THE PROBLEM:
Each line of the records below that contains "transport" needs to be copied.

DATA TO USE:
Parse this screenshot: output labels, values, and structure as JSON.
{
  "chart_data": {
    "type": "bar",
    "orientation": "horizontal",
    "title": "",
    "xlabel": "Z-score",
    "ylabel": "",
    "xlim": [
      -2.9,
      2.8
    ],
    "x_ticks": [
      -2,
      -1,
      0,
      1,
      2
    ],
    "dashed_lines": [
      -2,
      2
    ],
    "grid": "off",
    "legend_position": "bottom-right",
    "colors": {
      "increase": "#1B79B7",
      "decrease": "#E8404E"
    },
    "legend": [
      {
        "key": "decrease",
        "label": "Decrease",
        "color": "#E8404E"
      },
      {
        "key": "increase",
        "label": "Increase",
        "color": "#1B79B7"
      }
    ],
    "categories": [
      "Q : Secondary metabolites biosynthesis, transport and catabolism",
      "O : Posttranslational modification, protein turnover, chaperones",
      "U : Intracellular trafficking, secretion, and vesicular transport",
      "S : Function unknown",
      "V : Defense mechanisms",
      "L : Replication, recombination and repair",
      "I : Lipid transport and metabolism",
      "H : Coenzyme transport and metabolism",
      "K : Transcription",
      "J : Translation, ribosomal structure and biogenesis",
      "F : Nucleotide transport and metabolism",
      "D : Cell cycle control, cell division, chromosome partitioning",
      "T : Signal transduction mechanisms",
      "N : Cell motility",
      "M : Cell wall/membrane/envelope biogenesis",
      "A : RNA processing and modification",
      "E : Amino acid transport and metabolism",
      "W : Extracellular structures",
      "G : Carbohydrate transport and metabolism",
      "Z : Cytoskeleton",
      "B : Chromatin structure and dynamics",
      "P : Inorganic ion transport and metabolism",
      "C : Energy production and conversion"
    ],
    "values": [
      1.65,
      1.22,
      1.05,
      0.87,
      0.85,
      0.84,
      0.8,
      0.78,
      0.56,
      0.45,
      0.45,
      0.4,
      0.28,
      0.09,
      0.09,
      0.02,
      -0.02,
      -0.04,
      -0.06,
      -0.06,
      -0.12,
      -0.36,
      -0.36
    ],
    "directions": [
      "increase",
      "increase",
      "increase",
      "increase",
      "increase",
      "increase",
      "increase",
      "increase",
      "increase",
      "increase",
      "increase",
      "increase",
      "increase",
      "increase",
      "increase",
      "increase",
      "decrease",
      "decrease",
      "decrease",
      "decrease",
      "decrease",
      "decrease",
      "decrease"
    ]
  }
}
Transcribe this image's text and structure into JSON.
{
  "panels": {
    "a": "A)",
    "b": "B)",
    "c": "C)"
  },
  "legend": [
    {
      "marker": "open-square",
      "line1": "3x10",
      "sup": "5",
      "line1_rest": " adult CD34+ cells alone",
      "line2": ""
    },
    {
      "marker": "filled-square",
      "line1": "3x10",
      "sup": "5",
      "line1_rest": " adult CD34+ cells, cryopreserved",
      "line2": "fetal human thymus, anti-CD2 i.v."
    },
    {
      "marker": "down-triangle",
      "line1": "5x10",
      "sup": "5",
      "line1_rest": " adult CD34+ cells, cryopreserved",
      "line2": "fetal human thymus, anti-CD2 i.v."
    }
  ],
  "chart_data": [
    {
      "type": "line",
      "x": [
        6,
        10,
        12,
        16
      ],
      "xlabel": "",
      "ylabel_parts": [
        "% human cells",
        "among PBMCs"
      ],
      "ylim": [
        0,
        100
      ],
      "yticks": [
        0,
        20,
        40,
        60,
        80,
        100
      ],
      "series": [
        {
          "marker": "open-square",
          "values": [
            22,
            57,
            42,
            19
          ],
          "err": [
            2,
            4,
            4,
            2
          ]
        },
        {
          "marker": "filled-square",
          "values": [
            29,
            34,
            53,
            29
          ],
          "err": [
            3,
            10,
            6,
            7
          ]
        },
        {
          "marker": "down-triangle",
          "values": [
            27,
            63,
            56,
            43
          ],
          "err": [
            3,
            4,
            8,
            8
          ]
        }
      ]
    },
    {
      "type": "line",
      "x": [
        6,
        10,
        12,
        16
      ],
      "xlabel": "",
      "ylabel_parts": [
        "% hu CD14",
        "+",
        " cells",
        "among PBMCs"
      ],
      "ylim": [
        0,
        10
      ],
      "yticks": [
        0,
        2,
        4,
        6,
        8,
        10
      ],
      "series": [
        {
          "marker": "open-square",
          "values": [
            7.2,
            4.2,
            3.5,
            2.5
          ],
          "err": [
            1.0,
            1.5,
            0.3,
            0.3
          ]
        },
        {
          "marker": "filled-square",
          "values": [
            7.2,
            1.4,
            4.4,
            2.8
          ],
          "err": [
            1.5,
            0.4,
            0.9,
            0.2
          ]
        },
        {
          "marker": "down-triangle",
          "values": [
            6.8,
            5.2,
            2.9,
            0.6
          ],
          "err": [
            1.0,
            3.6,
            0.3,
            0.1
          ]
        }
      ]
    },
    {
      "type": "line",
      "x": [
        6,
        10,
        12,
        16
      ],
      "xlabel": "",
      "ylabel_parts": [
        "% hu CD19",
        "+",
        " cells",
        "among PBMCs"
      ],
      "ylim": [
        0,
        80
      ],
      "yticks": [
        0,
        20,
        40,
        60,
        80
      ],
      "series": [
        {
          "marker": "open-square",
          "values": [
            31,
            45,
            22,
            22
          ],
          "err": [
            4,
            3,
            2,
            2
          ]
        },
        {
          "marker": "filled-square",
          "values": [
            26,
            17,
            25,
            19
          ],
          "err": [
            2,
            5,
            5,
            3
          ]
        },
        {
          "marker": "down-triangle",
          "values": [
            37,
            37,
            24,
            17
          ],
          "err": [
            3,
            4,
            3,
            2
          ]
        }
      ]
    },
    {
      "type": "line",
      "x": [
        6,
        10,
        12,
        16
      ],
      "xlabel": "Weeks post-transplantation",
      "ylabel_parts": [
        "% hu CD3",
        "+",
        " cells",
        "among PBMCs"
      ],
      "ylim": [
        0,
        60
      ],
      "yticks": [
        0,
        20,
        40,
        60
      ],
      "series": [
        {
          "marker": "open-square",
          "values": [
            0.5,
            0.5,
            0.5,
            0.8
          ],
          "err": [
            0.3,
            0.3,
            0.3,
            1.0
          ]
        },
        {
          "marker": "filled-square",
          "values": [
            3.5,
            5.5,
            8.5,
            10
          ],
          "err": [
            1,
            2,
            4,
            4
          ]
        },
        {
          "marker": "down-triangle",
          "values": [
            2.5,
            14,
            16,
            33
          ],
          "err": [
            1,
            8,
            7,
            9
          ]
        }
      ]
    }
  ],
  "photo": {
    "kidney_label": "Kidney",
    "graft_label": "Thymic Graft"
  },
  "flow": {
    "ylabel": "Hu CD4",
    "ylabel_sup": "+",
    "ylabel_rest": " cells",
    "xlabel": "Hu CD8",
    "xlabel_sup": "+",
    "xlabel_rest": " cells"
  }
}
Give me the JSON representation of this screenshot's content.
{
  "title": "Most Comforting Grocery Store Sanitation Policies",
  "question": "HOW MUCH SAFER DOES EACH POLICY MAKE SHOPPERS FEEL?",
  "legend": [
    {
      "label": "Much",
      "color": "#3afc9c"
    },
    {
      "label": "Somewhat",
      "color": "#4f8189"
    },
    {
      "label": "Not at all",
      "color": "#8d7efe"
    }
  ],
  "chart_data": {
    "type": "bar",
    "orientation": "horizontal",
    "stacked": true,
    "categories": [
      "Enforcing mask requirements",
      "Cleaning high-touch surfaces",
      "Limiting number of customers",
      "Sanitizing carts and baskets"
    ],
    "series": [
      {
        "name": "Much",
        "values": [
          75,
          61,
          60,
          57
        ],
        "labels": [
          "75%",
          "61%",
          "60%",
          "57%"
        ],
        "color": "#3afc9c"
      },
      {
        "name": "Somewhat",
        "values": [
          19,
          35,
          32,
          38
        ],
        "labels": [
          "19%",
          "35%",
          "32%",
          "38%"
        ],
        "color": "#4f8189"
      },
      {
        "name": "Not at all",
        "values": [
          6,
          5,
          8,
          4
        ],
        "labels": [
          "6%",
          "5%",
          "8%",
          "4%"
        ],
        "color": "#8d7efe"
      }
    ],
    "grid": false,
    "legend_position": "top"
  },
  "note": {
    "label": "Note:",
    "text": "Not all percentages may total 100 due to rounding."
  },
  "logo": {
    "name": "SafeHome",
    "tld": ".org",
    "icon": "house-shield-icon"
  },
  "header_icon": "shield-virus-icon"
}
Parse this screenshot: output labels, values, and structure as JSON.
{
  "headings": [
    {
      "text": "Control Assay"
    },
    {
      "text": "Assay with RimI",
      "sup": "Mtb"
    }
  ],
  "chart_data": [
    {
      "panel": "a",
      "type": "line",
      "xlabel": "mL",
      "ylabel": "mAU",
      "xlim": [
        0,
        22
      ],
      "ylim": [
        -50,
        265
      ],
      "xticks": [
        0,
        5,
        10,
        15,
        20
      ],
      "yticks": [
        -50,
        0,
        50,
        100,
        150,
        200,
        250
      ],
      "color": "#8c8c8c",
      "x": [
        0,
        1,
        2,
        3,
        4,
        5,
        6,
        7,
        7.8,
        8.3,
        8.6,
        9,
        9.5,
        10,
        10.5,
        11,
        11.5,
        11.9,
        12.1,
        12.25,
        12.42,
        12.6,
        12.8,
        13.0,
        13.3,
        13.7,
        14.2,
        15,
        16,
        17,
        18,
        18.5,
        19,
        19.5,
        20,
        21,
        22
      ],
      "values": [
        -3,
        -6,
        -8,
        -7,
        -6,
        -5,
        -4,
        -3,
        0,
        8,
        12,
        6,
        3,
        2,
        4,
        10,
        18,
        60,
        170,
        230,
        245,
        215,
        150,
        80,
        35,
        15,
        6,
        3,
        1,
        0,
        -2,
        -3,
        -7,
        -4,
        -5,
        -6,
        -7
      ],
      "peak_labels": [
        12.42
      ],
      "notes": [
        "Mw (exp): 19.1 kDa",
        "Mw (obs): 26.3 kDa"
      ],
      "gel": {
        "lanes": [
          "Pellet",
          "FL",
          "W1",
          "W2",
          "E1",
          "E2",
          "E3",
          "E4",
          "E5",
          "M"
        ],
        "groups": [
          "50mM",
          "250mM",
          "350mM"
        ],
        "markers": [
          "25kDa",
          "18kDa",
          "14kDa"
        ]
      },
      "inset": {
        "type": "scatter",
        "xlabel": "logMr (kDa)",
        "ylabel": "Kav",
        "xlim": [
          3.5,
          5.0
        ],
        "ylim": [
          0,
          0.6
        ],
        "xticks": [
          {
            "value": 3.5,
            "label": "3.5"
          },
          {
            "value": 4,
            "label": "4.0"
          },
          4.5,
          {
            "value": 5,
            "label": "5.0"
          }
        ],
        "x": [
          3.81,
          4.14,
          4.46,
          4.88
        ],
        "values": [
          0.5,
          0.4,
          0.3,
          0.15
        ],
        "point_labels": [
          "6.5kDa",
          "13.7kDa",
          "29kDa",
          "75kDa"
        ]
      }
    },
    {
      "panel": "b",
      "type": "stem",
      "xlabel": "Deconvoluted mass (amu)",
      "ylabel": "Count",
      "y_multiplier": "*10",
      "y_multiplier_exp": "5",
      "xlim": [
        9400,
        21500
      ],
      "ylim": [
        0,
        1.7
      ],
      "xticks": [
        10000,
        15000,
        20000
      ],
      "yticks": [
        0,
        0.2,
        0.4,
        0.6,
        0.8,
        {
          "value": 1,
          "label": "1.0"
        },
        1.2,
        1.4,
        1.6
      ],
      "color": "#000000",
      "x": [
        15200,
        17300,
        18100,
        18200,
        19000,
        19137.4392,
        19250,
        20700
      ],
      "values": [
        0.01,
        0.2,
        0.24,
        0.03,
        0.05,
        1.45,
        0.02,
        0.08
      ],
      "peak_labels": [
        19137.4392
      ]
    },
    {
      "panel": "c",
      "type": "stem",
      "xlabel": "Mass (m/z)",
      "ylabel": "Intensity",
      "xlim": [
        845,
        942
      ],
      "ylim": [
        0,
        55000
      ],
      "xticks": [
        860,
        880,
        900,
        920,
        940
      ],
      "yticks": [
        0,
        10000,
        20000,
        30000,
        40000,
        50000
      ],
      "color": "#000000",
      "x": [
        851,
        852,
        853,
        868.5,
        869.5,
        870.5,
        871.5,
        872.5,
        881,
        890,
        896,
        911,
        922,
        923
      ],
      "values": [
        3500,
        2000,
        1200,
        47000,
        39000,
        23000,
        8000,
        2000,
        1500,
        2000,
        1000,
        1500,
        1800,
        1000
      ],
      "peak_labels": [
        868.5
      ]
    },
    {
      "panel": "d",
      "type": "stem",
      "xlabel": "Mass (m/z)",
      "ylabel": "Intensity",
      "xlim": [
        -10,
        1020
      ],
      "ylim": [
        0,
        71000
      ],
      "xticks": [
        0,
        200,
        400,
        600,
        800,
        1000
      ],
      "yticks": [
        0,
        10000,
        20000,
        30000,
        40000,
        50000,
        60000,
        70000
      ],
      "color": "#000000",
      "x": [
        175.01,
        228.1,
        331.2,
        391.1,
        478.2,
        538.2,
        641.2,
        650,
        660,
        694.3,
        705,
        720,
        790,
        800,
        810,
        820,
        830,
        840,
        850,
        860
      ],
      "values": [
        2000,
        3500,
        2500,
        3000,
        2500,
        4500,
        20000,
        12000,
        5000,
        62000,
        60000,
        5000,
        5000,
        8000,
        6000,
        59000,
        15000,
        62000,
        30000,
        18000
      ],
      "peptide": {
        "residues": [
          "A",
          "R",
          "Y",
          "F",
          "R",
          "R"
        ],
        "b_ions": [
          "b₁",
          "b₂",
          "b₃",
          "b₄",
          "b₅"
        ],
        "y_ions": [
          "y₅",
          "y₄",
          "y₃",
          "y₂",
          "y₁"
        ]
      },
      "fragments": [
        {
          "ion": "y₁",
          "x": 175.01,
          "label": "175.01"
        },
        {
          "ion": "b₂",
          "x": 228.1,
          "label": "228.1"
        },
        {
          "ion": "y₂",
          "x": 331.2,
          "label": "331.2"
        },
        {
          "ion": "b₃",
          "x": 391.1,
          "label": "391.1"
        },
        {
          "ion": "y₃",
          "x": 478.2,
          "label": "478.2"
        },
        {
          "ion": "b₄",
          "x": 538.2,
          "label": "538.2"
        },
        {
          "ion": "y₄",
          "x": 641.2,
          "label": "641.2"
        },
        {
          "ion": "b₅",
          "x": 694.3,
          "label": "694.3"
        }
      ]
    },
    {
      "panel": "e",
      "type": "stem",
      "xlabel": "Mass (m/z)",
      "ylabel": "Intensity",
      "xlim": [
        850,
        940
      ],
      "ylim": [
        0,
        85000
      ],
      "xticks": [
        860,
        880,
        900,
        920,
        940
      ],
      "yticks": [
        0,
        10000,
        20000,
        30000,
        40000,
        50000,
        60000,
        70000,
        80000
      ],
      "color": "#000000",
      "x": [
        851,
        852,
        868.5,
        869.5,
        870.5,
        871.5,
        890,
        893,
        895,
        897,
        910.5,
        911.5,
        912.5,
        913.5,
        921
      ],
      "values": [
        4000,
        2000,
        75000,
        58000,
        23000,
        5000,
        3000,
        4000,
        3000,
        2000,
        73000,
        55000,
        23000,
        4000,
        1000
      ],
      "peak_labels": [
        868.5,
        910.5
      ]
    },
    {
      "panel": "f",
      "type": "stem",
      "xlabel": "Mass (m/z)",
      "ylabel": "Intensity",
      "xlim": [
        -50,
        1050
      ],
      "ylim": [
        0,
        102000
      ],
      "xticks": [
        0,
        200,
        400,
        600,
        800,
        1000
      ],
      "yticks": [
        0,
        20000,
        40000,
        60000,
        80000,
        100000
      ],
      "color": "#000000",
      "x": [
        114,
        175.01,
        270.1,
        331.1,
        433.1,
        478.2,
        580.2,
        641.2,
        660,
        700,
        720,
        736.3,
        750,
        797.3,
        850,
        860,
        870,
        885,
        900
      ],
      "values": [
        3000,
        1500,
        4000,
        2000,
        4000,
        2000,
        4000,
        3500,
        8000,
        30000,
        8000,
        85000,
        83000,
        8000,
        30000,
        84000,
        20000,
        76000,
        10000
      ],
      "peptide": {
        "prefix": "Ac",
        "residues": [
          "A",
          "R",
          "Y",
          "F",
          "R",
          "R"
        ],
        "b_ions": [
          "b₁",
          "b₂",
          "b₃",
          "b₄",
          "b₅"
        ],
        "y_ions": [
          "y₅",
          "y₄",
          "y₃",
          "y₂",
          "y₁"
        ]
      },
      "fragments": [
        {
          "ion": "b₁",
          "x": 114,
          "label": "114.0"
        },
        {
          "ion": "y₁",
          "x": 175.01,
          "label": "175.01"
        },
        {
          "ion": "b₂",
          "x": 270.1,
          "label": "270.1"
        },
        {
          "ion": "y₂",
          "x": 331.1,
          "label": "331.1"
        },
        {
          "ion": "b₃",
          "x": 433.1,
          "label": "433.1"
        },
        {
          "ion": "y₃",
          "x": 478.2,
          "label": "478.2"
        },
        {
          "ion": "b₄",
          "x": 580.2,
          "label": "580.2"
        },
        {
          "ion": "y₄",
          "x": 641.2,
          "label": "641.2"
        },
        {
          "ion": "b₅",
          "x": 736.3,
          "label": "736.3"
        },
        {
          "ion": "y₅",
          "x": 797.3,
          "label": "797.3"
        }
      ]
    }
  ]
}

WRITTEN ANSWER:
      "Q : Secondary metabolites biosynthesis, transport and catabolism",
      "U : Intracellular trafficking, secretion, and vesicular transport",
      "I : Lipid transport and metabolism",
      "H : Coenzyme transport and metabolism",
      "F : Nucleotide transport and metabolism",
      "E : Amino acid transport and metabolism",
      "G : Carbohydrate transport and metabolism",
      "P : Inorganic ion transport and metabolism",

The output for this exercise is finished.